→ **EXERCISE TASK**
Search the data below for the word "Rate" and copy each line that holds it.

— begin SUPPLIED MATERIAL —

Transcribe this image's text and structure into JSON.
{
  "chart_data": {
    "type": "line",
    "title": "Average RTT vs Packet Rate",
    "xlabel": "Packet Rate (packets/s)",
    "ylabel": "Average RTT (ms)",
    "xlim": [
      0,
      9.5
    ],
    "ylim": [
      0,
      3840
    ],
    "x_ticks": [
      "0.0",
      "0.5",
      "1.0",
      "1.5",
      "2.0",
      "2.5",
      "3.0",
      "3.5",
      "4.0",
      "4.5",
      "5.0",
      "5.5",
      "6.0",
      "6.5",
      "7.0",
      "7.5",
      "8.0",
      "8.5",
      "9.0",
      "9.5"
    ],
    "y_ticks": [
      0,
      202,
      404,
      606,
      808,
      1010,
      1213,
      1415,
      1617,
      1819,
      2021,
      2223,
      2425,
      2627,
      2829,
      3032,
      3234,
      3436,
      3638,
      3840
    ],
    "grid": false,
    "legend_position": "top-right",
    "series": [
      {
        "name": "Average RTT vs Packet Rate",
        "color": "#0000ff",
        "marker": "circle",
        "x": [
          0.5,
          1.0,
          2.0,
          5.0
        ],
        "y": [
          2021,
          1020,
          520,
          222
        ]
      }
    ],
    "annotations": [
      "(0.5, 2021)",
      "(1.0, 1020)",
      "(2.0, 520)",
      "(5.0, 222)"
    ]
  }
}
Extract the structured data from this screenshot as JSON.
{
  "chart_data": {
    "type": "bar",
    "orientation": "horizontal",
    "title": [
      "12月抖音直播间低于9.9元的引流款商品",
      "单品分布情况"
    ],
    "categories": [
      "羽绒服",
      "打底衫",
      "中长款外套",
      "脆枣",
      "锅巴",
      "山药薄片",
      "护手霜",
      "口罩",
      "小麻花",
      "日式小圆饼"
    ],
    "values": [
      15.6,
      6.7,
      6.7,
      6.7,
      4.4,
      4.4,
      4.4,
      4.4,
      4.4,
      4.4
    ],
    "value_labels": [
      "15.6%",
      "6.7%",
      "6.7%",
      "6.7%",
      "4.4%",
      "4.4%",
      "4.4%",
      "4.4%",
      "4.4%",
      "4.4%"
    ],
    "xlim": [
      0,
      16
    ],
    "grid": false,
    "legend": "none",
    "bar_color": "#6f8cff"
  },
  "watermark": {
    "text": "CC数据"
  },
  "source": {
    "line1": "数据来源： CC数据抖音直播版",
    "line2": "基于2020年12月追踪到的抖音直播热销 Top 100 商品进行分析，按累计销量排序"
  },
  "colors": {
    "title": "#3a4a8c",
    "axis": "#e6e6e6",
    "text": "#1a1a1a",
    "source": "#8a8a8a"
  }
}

— end SUPPLIED MATERIAL —

→ **FINAL RESULT**
    "title": "Average RTT vs Packet Rate",
    "xlabel": "Packet Rate (packets/s)",
        "name": "Average RTT vs Packet Rate",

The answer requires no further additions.